▸ **THE INPUT**:

▼

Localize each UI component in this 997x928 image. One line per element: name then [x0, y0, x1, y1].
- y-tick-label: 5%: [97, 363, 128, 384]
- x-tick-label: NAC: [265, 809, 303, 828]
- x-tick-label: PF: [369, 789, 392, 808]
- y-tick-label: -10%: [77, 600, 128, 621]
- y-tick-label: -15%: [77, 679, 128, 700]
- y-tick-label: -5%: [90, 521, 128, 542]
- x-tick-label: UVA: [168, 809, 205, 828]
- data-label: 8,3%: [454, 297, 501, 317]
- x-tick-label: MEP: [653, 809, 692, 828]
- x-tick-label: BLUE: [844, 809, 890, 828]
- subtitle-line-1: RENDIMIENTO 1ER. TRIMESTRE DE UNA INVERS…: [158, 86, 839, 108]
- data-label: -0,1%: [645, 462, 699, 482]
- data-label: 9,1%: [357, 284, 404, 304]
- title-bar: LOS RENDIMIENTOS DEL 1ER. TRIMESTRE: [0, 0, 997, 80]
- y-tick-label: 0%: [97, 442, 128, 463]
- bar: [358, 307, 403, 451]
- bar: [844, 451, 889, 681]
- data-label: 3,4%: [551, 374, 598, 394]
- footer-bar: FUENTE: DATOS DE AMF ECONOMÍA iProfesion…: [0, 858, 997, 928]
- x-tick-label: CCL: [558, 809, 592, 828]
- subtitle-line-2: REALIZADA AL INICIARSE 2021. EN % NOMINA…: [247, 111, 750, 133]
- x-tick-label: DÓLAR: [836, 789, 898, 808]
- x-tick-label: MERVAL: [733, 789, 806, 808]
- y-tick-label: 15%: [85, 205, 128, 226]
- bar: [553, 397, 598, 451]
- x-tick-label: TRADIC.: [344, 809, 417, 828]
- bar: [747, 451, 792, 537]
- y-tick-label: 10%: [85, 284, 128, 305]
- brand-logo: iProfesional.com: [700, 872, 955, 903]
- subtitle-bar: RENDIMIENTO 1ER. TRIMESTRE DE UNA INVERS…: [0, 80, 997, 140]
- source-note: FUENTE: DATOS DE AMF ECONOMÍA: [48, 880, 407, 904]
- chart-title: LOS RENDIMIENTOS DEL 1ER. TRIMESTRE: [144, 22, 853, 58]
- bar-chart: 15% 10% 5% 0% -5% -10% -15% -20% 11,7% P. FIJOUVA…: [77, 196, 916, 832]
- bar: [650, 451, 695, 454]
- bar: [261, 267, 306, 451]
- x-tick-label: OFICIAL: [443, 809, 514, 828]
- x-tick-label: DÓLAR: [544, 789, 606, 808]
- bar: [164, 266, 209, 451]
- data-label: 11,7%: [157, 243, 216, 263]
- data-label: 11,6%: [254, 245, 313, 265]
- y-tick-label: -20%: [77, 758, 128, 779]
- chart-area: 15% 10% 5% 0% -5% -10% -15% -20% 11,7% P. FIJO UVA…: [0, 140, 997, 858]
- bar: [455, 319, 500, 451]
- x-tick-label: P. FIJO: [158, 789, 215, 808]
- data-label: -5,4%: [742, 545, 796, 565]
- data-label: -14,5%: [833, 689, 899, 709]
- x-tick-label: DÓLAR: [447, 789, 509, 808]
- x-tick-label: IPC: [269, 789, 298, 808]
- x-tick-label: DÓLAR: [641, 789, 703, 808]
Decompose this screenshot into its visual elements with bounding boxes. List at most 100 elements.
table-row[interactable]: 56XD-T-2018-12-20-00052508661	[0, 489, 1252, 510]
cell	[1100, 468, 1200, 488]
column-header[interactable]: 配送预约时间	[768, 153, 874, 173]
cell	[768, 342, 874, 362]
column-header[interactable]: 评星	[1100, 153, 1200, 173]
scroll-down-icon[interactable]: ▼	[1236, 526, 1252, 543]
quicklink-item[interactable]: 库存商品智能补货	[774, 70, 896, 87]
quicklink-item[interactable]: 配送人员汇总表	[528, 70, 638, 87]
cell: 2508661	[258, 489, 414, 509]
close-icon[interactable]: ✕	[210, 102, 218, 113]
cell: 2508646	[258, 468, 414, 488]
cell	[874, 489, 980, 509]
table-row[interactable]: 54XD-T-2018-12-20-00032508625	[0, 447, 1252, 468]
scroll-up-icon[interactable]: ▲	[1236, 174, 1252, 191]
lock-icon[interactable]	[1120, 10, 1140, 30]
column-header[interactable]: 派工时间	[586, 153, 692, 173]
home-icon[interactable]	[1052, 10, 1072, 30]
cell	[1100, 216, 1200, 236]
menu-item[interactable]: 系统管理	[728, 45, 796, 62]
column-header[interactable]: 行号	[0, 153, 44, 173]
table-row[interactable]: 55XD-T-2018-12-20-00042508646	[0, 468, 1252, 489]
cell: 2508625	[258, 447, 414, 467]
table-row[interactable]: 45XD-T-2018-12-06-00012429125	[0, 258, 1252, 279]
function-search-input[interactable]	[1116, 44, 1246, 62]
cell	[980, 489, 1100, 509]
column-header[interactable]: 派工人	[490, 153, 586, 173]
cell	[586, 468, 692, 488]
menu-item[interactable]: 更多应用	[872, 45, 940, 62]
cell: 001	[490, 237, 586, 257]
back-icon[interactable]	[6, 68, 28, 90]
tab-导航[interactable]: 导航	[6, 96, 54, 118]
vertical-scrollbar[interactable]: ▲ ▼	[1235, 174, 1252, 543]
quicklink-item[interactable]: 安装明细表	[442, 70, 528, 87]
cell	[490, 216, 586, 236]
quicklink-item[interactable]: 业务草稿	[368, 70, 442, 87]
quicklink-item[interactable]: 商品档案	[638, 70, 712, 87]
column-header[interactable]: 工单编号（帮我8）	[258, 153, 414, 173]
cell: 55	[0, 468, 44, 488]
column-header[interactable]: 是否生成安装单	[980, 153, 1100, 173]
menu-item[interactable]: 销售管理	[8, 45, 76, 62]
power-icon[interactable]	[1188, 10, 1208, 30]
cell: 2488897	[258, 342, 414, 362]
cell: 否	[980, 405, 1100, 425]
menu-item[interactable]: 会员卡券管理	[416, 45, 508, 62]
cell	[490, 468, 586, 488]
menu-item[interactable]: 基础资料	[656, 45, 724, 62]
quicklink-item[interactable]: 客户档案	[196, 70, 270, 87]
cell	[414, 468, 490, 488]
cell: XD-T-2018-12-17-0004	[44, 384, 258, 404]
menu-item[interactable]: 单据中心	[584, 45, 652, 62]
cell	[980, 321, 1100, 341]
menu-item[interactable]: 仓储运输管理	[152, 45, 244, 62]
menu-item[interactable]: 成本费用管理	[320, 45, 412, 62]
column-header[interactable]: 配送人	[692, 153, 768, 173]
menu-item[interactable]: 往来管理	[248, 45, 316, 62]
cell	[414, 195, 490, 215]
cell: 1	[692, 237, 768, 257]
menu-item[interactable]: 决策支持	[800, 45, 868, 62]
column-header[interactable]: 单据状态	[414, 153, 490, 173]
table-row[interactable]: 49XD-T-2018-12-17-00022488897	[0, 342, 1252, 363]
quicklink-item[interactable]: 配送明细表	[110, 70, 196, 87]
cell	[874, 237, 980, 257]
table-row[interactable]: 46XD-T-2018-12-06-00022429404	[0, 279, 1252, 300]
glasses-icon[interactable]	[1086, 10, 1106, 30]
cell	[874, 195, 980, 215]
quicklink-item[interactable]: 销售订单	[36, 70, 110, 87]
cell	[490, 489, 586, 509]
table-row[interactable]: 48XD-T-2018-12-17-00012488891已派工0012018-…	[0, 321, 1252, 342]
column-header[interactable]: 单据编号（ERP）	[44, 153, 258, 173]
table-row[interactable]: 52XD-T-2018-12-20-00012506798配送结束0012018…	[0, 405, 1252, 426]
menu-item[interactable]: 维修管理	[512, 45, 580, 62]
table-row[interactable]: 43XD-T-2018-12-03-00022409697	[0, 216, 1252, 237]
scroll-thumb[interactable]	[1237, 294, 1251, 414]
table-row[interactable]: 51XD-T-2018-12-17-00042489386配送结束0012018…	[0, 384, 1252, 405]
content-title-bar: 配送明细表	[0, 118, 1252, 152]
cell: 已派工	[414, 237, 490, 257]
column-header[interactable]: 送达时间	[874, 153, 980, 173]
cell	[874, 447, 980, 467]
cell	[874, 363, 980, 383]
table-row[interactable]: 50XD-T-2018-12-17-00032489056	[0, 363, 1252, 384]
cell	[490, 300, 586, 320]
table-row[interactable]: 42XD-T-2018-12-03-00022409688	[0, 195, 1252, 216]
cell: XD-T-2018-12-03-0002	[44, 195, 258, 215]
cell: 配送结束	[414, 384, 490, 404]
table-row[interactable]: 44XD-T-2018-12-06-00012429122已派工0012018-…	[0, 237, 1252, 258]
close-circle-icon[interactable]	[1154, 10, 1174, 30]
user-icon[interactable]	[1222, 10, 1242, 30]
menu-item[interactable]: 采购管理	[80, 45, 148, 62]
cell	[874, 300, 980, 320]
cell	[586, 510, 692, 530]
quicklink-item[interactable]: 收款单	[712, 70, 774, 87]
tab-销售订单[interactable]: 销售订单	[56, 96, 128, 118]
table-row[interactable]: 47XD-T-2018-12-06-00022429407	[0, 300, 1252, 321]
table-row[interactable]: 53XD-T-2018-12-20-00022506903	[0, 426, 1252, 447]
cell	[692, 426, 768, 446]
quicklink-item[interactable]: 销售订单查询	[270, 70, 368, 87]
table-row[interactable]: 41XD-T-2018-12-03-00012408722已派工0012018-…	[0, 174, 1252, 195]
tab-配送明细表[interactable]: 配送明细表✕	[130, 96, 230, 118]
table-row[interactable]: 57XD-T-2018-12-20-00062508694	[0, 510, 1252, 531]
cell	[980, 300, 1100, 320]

▲

▸ **TASK DIRECTIONS**: Copy the items word for word, starting with the first line and going on through the line that contains "- subtitle-line-1: RENDIMIENTO", including that line.

▸ **SOLUTION FOR THIS TASK**:
Localize each UI component in this 997x928 image. One line per element: name then [x0, y0, x1, y1].
- y-tick-label: 5%: [97, 363, 128, 384]
- x-tick-label: NAC: [265, 809, 303, 828]
- x-tick-label: PF: [369, 789, 392, 808]
- y-tick-label: -10%: [77, 600, 128, 621]
- y-tick-label: -15%: [77, 679, 128, 700]
- y-tick-label: -5%: [90, 521, 128, 542]
- x-tick-label: UVA: [168, 809, 205, 828]
- data-label: 8,3%: [454, 297, 501, 317]
- x-tick-label: MEP: [653, 809, 692, 828]
- x-tick-label: BLUE: [844, 809, 890, 828]
- subtitle-line-1: RENDIMIENTO 1ER. TRIMESTRE DE UNA INVERS…: [158, 86, 839, 108]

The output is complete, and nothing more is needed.